State the number of lines in the material below that have "unten" in them, without any other text.

----------

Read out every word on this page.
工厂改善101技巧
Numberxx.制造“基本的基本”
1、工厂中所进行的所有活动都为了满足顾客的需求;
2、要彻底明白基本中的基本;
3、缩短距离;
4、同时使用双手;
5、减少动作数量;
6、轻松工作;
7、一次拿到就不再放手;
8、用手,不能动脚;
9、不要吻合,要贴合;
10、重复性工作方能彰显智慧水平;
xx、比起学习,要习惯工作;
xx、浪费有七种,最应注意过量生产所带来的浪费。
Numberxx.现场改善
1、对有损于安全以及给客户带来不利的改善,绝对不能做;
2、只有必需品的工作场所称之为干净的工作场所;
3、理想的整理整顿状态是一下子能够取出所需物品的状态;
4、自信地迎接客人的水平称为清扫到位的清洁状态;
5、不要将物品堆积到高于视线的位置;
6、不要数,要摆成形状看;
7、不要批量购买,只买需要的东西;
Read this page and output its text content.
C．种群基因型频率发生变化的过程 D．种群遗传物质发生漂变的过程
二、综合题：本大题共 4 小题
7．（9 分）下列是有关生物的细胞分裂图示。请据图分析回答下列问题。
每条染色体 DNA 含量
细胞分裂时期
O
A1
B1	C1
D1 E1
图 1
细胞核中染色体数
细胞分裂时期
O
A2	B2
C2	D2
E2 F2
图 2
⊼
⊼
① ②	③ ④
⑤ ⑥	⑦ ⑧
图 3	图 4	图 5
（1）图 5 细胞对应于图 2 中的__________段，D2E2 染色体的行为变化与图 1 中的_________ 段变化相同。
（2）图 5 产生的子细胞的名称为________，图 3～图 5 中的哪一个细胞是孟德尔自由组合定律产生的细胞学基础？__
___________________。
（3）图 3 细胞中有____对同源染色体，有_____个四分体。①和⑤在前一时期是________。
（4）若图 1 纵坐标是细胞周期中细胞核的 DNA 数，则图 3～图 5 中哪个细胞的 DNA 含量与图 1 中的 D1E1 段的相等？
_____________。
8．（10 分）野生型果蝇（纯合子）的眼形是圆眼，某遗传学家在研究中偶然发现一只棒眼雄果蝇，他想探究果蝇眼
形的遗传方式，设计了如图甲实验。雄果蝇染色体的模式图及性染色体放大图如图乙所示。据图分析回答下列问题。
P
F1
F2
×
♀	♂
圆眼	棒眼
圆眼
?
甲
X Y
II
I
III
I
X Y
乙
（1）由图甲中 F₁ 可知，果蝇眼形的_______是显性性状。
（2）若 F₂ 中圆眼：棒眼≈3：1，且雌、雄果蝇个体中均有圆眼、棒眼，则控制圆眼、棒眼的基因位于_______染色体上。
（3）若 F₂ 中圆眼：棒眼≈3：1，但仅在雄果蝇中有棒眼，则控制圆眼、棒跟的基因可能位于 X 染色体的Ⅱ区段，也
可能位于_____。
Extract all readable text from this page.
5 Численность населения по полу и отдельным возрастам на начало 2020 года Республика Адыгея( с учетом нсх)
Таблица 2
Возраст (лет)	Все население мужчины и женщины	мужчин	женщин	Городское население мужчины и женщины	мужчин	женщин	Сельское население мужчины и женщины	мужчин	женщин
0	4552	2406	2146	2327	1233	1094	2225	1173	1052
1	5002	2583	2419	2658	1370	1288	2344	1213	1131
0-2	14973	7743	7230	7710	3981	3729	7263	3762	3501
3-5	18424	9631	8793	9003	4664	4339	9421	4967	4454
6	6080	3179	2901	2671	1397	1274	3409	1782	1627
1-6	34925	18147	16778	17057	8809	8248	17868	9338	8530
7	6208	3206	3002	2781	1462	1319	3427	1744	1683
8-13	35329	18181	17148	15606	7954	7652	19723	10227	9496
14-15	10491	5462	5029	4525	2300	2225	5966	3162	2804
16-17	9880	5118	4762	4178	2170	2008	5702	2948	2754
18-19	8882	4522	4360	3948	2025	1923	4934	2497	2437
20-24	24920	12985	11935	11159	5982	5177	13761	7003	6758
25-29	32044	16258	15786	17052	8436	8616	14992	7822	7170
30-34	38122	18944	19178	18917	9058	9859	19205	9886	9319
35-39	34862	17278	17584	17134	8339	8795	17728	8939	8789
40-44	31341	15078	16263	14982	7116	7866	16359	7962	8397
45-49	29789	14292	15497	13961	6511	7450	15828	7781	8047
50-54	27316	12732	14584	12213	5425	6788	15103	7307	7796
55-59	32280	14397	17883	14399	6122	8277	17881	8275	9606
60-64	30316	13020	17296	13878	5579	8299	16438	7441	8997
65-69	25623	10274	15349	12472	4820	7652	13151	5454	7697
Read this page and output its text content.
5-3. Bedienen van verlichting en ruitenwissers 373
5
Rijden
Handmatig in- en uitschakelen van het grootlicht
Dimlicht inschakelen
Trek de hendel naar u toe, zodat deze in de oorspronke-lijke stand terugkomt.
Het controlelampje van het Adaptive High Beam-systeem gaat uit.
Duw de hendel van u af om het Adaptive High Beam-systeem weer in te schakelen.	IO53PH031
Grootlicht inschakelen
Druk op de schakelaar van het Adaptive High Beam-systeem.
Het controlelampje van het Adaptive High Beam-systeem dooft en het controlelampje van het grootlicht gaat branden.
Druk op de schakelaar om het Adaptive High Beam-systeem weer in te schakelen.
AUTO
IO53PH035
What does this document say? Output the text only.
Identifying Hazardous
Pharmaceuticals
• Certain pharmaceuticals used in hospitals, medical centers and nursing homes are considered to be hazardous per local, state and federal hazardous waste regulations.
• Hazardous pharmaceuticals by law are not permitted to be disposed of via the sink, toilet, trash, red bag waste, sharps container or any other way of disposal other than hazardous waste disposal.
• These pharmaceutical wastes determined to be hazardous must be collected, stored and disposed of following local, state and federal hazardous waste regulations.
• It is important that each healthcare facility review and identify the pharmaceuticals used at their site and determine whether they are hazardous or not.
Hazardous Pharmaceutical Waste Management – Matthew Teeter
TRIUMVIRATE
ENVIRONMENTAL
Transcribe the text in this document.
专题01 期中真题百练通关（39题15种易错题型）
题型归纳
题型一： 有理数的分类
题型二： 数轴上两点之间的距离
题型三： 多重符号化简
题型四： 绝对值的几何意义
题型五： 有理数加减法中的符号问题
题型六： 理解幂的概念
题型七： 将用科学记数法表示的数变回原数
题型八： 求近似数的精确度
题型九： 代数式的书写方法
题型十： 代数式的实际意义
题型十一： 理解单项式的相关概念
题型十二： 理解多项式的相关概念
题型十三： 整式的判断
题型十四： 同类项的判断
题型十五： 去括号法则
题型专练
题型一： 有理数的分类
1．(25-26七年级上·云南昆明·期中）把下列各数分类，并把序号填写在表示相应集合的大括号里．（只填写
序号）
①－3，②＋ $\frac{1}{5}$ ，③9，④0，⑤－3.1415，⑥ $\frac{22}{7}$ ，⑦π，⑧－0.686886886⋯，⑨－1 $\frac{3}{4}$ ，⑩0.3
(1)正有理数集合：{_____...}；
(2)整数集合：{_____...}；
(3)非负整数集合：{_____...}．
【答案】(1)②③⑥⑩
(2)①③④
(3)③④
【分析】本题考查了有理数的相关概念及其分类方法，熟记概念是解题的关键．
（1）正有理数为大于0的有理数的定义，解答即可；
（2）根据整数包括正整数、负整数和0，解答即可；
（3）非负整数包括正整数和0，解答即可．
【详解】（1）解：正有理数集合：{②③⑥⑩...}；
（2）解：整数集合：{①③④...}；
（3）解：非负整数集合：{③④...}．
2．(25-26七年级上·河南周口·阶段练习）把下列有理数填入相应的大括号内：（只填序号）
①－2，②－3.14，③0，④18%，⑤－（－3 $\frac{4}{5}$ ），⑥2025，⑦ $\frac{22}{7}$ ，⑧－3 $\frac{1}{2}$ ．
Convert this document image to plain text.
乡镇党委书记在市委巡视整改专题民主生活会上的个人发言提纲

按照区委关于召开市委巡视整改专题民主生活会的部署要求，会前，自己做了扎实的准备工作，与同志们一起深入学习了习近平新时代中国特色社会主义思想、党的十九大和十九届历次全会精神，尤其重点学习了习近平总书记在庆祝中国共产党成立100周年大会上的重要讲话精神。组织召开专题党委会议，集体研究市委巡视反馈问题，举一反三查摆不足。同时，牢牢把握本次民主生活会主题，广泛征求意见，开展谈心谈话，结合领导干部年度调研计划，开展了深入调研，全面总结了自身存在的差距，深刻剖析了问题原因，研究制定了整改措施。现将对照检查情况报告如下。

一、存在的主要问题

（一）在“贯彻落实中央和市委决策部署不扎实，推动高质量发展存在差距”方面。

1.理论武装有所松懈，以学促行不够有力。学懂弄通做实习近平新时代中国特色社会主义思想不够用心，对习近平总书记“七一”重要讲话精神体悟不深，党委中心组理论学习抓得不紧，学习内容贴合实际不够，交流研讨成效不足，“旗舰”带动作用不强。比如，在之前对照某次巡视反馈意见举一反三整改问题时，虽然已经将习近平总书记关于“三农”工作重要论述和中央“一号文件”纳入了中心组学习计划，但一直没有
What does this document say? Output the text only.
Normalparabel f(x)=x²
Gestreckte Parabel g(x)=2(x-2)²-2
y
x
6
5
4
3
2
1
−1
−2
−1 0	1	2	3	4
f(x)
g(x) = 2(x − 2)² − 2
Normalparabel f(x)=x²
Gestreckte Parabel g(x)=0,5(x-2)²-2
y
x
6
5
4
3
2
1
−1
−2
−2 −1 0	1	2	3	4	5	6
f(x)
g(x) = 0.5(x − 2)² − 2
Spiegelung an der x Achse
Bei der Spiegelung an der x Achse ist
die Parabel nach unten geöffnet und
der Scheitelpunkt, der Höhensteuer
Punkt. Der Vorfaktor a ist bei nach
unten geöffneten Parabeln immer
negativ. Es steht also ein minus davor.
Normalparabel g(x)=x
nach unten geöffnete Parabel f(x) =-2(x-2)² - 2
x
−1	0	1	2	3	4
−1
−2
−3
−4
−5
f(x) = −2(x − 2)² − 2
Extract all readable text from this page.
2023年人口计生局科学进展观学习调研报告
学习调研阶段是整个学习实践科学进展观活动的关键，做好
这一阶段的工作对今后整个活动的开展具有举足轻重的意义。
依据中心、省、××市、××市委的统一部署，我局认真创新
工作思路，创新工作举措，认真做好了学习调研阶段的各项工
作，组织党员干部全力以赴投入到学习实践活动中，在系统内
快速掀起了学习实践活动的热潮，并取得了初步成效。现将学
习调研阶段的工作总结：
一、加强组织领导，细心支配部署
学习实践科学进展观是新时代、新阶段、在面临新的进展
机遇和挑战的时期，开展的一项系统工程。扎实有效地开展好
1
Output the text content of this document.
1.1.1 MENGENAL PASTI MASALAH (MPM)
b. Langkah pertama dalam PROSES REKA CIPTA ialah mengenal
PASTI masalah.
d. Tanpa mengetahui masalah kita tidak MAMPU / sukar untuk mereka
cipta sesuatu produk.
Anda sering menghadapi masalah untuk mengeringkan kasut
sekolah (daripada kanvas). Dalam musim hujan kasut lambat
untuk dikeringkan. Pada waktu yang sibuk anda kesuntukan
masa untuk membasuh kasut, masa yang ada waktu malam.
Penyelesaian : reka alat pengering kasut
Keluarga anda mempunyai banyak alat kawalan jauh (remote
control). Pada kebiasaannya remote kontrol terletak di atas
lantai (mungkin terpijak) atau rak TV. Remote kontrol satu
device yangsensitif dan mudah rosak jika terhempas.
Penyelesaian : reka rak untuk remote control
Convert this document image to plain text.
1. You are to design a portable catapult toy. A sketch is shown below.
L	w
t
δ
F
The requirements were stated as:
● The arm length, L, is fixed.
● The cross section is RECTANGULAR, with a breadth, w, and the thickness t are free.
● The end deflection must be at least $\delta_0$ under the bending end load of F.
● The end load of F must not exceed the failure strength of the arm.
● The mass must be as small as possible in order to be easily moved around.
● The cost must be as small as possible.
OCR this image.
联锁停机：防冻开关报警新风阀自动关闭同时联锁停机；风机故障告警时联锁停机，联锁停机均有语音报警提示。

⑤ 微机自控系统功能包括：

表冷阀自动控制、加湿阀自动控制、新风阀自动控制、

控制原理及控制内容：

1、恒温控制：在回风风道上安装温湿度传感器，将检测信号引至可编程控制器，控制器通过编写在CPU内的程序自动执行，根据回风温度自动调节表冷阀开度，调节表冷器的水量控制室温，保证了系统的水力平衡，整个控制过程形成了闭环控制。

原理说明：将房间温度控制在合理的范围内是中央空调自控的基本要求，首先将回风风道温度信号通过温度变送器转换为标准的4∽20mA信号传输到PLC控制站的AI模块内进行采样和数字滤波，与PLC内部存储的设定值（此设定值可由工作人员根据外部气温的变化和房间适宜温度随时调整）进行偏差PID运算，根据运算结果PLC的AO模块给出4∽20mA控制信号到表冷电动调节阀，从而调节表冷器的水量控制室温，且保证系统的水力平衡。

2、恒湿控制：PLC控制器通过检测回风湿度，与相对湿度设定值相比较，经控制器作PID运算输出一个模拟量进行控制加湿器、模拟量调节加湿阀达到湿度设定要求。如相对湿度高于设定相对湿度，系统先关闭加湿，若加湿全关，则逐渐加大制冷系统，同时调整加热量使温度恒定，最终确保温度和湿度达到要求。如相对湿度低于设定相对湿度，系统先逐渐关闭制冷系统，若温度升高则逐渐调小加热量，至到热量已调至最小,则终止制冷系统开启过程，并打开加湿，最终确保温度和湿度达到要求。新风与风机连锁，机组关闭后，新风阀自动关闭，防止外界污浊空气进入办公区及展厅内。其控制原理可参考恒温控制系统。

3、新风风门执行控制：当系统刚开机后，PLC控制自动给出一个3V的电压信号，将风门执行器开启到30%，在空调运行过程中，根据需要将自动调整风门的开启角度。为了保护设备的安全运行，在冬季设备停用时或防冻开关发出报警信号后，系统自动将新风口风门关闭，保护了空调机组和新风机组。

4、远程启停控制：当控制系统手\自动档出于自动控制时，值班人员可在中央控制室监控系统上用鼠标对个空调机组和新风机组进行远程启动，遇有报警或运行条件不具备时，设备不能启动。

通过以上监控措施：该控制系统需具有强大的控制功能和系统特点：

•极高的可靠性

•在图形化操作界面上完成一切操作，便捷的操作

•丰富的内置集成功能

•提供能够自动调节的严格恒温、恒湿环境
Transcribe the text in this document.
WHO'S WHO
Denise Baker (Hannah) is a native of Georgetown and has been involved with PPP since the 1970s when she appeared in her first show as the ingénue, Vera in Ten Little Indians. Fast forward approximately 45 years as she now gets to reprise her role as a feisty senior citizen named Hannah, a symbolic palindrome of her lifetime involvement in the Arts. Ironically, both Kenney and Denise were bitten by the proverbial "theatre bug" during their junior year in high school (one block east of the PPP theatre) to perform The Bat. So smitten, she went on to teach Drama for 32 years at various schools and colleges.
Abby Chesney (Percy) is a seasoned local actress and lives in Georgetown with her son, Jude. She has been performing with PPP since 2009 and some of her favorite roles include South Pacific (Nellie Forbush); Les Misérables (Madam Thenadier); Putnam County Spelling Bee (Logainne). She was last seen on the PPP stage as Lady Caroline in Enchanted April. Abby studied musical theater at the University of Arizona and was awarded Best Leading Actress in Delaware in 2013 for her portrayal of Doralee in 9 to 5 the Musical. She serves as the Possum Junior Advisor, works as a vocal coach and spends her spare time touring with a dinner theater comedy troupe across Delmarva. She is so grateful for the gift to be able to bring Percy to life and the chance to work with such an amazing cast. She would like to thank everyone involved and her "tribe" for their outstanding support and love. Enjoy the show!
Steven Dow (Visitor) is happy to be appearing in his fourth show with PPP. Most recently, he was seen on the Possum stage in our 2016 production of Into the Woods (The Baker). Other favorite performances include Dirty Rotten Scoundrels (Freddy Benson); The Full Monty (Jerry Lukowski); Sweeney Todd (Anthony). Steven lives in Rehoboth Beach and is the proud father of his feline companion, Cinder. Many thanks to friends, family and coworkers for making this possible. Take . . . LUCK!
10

----------

● Result of the exercise: 3